TASK GOAL | Retype the portion of the Lu Ming interview below that falls between "You have described" and "interested in self-expression?", inclusive.

SOURCE DOCUMENT |
>>

You have described yourself as a bit of a “carefree” kid growing up – daydreaming and drawing, getting into trouble, getting kicked out of school, etc. How did you become interested in drawing? Were you into comics as a kid, or just interested in self-expression?
LU MING: I think that a love for painting is a gift, and I think it’s not a talent for painting, but rather the love for painting that is the real gift. Painting is life itself for me. It’s the thing I need the most, and the most beautiful thing within my life. Of all my memories, the first thing I can remember doing is painting. Maybe this is why I’ve never cared much about other things, such as eating or sleeping or working for others to make money. I’ve always only really cared about painting. If there were other things I could have in my life, things or experiences, of course I would be happy, but ultimately, they don’t matter to me, it would make no difference to me. All I need is a brush and light. As far as comics go, it actually wasn’t until high school that I started creating them. I love painting, telling stories, or just as you put it, expressing myself. Creating comics satisfies all of these needs that I have. To me it is the perfect task.
At what point did you decide you wanted to study art and make a career of it?
LU MING: I started seriously and systematically studying fine art at age seven, and all the way up until now I have never stopped practicing every day. I’m not sure whether I’ve turned into an “artist”, I am just doing the thing I love the most. Becoming a comic book artist as a profession began during my high school days. I wished to become a comic book artist because the feedback from my readers made me feel a sense of identity and made me feel that I was not alone. This feeling you get from that feedback is much better than the money spent to buy another Play station!
Your earlier comics appeared in Chinese fanzines, including “Mélodie d’enfer”. Was this an earlier version of HARD MELODY, or a separate story coincidentally named “Mélodie”? Were there many differences between “Mélodie d’enfer” from 2001 and HARD MELODY in 2013?
LU MING: In fact, HARD MELODY is the “mental sequel” of Mélodie d’enfer. But it is still a relatively independent story. When I made Mélodie d’enfer, I was 16 years old, I already felt I had a lot of insight into the world and about life, so I put the three souls in a hypothetical extreme environment and created a story about searching for the “meaning of existence”. I think this is a primary confusion and concern for many young people. And as it turned out this story was loved by many people my age.

<<

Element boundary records
>>

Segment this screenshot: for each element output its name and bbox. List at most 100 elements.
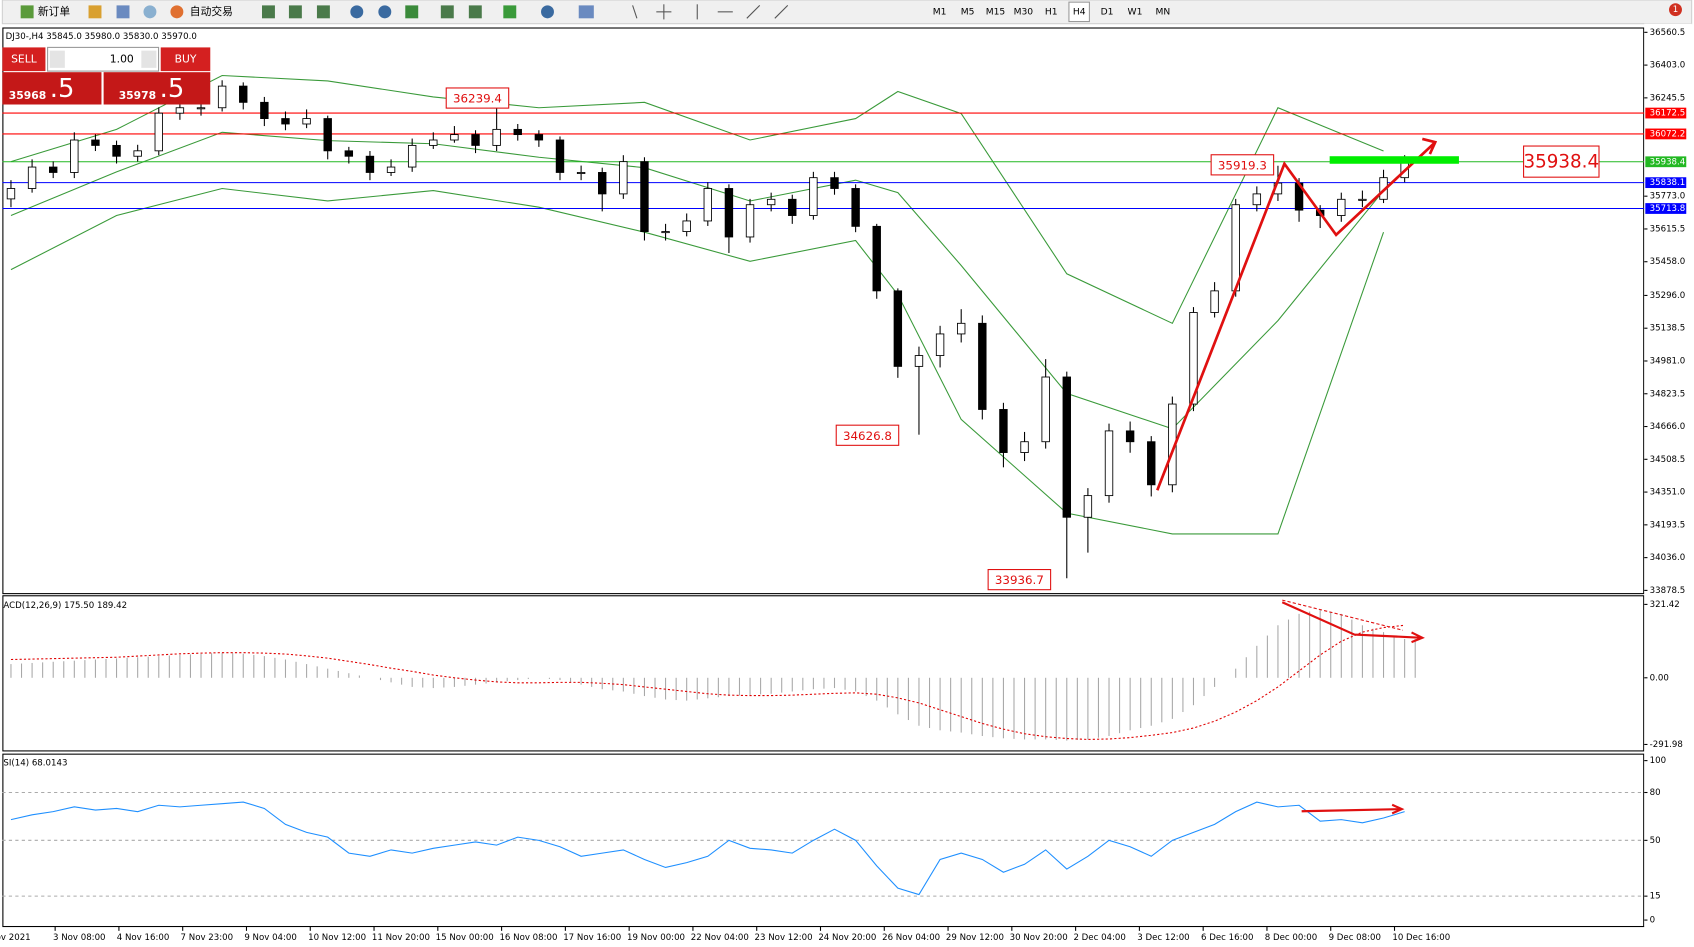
trade-panel: SELL 1.00 BUY 35968 .5 35978 .5 [2, 46, 211, 105]
sell-label[interactable]: SELL [11, 52, 37, 65]
candle-body [217, 85, 227, 109]
y-tick-label: 34823.5 [1650, 389, 1686, 399]
timeframe[interactable]: H1 [1045, 7, 1058, 17]
y-tick-label: 0.00 [1650, 673, 1669, 683]
y-tick-label: 34193.5 [1650, 520, 1686, 530]
arrow-head [1421, 137, 1438, 155]
tool-icon[interactable] [503, 5, 517, 19]
new-order[interactable]: 新订单 [38, 5, 71, 18]
timeframe[interactable]: M15 [986, 7, 1006, 17]
timeframe[interactable]: M30 [1014, 7, 1034, 17]
candle-body [302, 118, 311, 125]
timeframe[interactable]: W1 [1128, 7, 1143, 17]
price-note-box [987, 569, 1052, 591]
y-tick-label: 36403.0 [1650, 61, 1686, 71]
y-tick-label: 36560.5 [1650, 28, 1686, 38]
time-label: 3 Dec 12:00 [1137, 933, 1189, 943]
toolbar-bg [1, 0, 1693, 25]
price-note-box [1523, 145, 1600, 178]
candle-body [6, 188, 16, 200]
auto-trading[interactable]: 自动交易 [190, 5, 233, 18]
tool-icon[interactable] [261, 5, 275, 19]
tool-icon[interactable] [541, 5, 554, 19]
rsi-title: SI(14) 68.0143 [3, 758, 67, 768]
macd-dotted [1282, 599, 1404, 631]
auto-trading-icon[interactable] [170, 5, 184, 19]
y-tick-label: 0 [1650, 916, 1655, 926]
y-tick-label: 50 [1650, 836, 1661, 846]
zoom-out[interactable] [378, 5, 392, 19]
tool-icon[interactable] [316, 5, 330, 19]
y-tick-label: 35458.0 [1650, 257, 1686, 267]
timeframe[interactable]: M1 [933, 7, 947, 17]
timeframe[interactable]: M5 [961, 7, 975, 17]
notification-count: 1 [1673, 5, 1678, 15]
candle-body [1020, 441, 1029, 453]
y-tick-label: 34666.0 [1650, 422, 1686, 432]
candle-body [935, 333, 945, 357]
candle-body [91, 139, 100, 146]
price-axis-bg [1644, 23, 1692, 927]
candle-body [1125, 430, 1135, 443]
tool-icon[interactable] [143, 5, 157, 19]
candle-body [598, 172, 607, 195]
price-note-box [835, 424, 900, 446]
time-label: 26 Nov 04:00 [882, 933, 940, 943]
y-tick-label: 34351.0 [1650, 488, 1686, 498]
lot-input[interactable] [47, 46, 160, 72]
timeframe[interactable]: D1 [1101, 7, 1114, 17]
notification-badge[interactable] [1669, 3, 1682, 17]
time-label: 10 Dec 16:00 [1392, 933, 1450, 943]
candle-body [344, 150, 354, 157]
candle-body [323, 118, 332, 152]
level-label: 35838.1 [1650, 178, 1686, 188]
rsi-line [10, 801, 1405, 896]
channel[interactable] [774, 5, 789, 19]
sell-price-box[interactable] [2, 72, 102, 105]
macd-title: ACD(12,26,9) 175.50 189.42 [3, 601, 127, 611]
sell-button[interactable] [2, 47, 46, 72]
macd-signal [10, 624, 1405, 740]
tool-icon[interactable] [468, 5, 482, 19]
cursor[interactable] [632, 5, 638, 19]
trendline[interactable] [746, 5, 761, 19]
axes: Nov 2021 3 Nov 08:00 4 Nov 16:00 7 Nov 23:0… [0, 23, 1692, 947]
level-tag [1645, 107, 1687, 119]
zoom-in[interactable] [350, 5, 364, 19]
bollinger-upper [10, 74, 1384, 325]
timeframe[interactable]: MN [1156, 7, 1171, 17]
y-tick-label: 321.42 [1650, 600, 1680, 610]
timeframe[interactable]: H4 [1073, 7, 1086, 17]
time-label: 10 Nov 12:00 [308, 933, 366, 943]
time-label: 9 Dec 08:00 [1329, 933, 1381, 943]
candle-body [1189, 312, 1198, 405]
time-label: 4 Nov 16:00 [117, 933, 170, 943]
tool-icon[interactable] [116, 5, 130, 19]
lot-down[interactable] [49, 50, 65, 68]
buy-label[interactable]: BUY [175, 52, 197, 65]
tool-icon[interactable] [405, 5, 419, 19]
buy-button[interactable] [160, 47, 211, 72]
level-label: 35938.4 [1650, 157, 1686, 167]
candle-body [661, 231, 670, 234]
tool-icon[interactable] [440, 5, 454, 19]
lot-value[interactable]: 1.00 [110, 52, 134, 65]
tool-icon[interactable] [288, 5, 302, 19]
candle-body [745, 204, 755, 238]
candle-body [851, 188, 860, 227]
candle-body [682, 220, 691, 232]
tool-icon[interactable] [578, 5, 594, 19]
candle-body [534, 134, 544, 141]
y-tick-label: 35773.0 [1650, 192, 1686, 202]
candle-body [492, 128, 501, 146]
candle-body [555, 139, 565, 173]
buy-price-box[interactable] [103, 72, 211, 105]
candle-body [1062, 376, 1071, 518]
time-label: 15 Nov 00:00 [436, 933, 494, 943]
y-tick-label: -291.98 [1650, 740, 1683, 750]
y-tick-label: 33878.5 [1650, 586, 1686, 596]
buy-price: 35978 [119, 89, 156, 102]
new-order-icon[interactable] [20, 5, 34, 19]
tool-icon[interactable] [88, 5, 102, 19]
lot-up[interactable] [141, 50, 157, 68]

<<

EXERCISE ANSWER |
You have described yourself as a bit of a “carefree” kid growing up – daydreaming and drawing, getting into trouble, getting kicked out of school, etc. How did you become interested in drawing? Were you into comics as a kid, or just interested in self-expression?